#### WHAT YOU WILL DO
Copy the data below exactly, omitting any picture it contains.

Recorded data
+---+
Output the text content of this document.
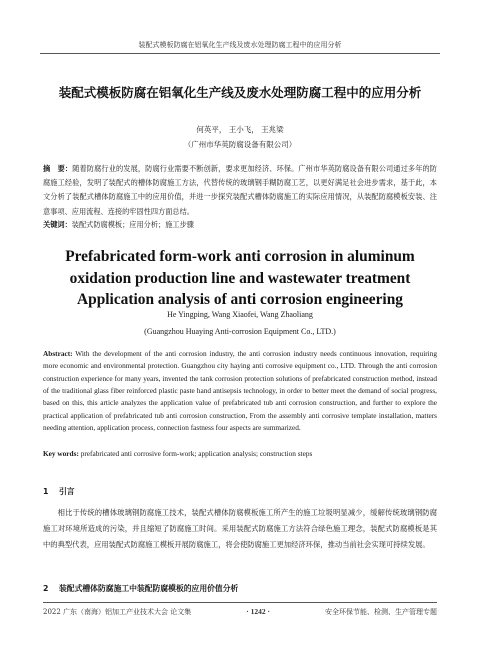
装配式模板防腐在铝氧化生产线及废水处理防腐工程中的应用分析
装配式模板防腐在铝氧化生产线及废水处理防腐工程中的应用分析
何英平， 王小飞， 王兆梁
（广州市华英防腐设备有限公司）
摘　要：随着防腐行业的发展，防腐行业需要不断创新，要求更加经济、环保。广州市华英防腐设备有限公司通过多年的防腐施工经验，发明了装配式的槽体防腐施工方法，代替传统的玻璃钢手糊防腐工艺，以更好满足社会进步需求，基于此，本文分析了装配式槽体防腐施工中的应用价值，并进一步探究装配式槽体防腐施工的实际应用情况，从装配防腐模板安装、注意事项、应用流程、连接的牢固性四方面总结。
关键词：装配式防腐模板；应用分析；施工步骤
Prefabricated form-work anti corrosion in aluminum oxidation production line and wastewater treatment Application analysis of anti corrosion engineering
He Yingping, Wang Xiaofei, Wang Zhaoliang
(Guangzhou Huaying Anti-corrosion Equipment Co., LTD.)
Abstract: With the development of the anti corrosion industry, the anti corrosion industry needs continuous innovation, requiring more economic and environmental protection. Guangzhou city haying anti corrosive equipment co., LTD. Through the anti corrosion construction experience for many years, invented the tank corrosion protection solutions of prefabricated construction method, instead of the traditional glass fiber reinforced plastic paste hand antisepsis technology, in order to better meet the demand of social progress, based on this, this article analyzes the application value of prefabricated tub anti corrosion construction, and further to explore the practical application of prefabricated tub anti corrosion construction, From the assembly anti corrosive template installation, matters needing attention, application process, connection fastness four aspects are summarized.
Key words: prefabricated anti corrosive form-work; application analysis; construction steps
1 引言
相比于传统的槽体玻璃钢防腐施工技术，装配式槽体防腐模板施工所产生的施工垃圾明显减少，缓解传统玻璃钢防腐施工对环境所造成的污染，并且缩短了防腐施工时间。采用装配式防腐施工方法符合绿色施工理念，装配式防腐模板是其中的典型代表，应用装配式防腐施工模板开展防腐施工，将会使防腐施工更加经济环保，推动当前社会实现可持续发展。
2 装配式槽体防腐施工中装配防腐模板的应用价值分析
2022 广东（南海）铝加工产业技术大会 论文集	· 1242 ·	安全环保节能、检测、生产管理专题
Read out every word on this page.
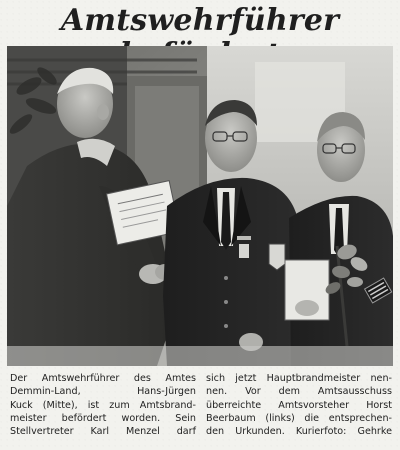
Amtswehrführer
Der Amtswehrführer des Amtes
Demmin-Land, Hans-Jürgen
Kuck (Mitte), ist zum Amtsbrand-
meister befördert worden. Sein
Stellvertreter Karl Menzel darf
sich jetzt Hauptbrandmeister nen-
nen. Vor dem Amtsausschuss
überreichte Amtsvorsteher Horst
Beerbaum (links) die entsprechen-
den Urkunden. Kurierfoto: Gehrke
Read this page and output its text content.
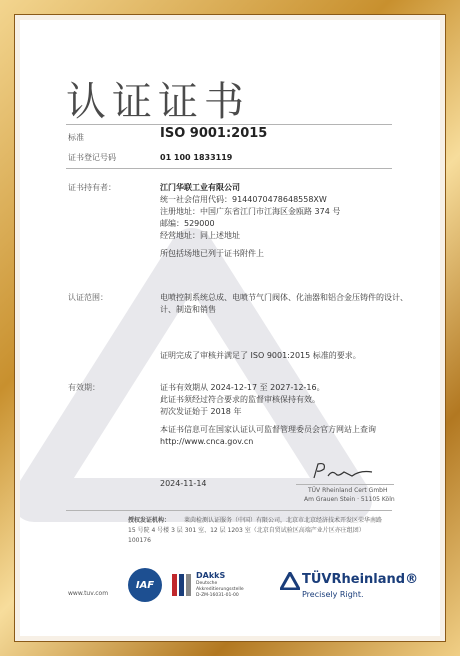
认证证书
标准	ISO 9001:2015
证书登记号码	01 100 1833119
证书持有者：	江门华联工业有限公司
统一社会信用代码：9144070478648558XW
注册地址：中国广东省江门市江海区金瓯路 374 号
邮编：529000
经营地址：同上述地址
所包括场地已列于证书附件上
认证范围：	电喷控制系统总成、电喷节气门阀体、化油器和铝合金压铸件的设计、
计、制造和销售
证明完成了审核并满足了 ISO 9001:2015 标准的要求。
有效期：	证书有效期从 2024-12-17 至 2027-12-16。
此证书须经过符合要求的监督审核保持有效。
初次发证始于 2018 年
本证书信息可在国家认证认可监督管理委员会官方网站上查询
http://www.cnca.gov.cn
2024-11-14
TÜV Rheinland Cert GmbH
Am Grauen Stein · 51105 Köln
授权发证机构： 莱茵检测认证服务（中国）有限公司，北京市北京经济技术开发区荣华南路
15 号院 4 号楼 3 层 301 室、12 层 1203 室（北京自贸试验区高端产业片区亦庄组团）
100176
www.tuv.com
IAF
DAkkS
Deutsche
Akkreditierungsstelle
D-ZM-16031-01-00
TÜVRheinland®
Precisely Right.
+---+
#### SOLUTION FOR THIS TASK
Output the text content of this document.
装配式模板防腐在铝氧化生产线及废水处理防腐工程中的应用分析
装配式模板防腐在铝氧化生产线及废水处理防腐工程中的应用分析
何英平， 王小飞， 王兆梁
（广州市华英防腐设备有限公司）
摘　要：随着防腐行业的发展，防腐行业需要不断创新，要求更加经济、环保。广州市华英防腐设备有限公司通过多年的防腐施工经验，发明了装配式的槽体防腐施工方法，代替传统的玻璃钢手糊防腐工艺，以更好满足社会进步需求，基于此，本文分析了装配式槽体防腐施工中的应用价值，并进一步探究装配式槽体防腐施工的实际应用情况，从装配防腐模板安装、注意事项、应用流程、连接的牢固性四方面总结。
关键词：装配式防腐模板；应用分析；施工步骤
Prefabricated form-work anti corrosion in aluminum oxidation production line and wastewater treatment Application analysis of anti corrosion engineering
He Yingping, Wang Xiaofei, Wang Zhaoliang
(Guangzhou Huaying Anti-corrosion Equipment Co., LTD.)
Abstract: With the development of the anti corrosion industry, the anti corrosion industry needs continuous innovation, requiring more economic and environmental protection. Guangzhou city haying anti corrosive equipment co., LTD. Through the anti corrosion construction experience for many years, invented the tank corrosion protection solutions of prefabricated construction method, instead of the traditional glass fiber reinforced plastic paste hand antisepsis technology, in order to better meet the demand of social progress, based on this, this article analyzes the application value of prefabricated tub anti corrosion construction, and further to explore the practical application of prefabricated tub anti corrosion construction, From the assembly anti corrosive template installation, matters needing attention, application process, connection fastness four aspects are summarized.
Key words: prefabricated anti corrosive form-work; application analysis; construction steps
1 引言
相比于传统的槽体玻璃钢防腐施工技术，装配式槽体防腐模板施工所产生的施工垃圾明显减少，缓解传统玻璃钢防腐施工对环境所造成的污染，并且缩短了防腐施工时间。采用装配式防腐施工方法符合绿色施工理念，装配式防腐模板是其中的典型代表，应用装配式防腐施工模板开展防腐施工，将会使防腐施工更加经济环保，推动当前社会实现可持续发展。
2 装配式槽体防腐施工中装配防腐模板的应用价值分析
2022 广东（南海）铝加工产业技术大会 论文集	· 1242 ·	安全环保节能、检测、生产管理专题
Read out every word on this page.
Amtswehrführer
Der Amtswehrführer des Amtes
Demmin-Land, Hans-Jürgen
Kuck (Mitte), ist zum Amtsbrand-
meister befördert worden. Sein
Stellvertreter Karl Menzel darf
sich jetzt Hauptbrandmeister nen-
nen. Vor dem Amtsausschuss
überreichte Amtsvorsteher Horst
Beerbaum (links) die entsprechen-
den Urkunden. Kurierfoto: Gehrke
Read this page and output its text content.
认证证书
标准	ISO 9001:2015
证书登记号码	01 100 1833119
证书持有者：	江门华联工业有限公司
统一社会信用代码：9144070478648558XW
注册地址：中国广东省江门市江海区金瓯路 374 号
邮编：529000
经营地址：同上述地址
所包括场地已列于证书附件上
认证范围：	电喷控制系统总成、电喷节气门阀体、化油器和铝合金压铸件的设计、
计、制造和销售
证明完成了审核并满足了 ISO 9001:2015 标准的要求。
有效期：	证书有效期从 2024-12-17 至 2027-12-16。
此证书须经过符合要求的监督审核保持有效。
初次发证始于 2018 年
本证书信息可在国家认证认可监督管理委员会官方网站上查询
http://www.cnca.gov.cn
2024-11-14
TÜV Rheinland Cert GmbH
Am Grauen Stein · 51105 Köln
授权发证机构： 莱茵检测认证服务（中国）有限公司，北京市北京经济技术开发区荣华南路
15 号院 4 号楼 3 层 301 室、12 层 1203 室（北京自贸试验区高端产业片区亦庄组团）
100176
www.tuv.com
IAF
DAkkS
Deutsche
Akkreditierungsstelle
D-ZM-16031-01-00
TÜVRheinland®
Precisely Right.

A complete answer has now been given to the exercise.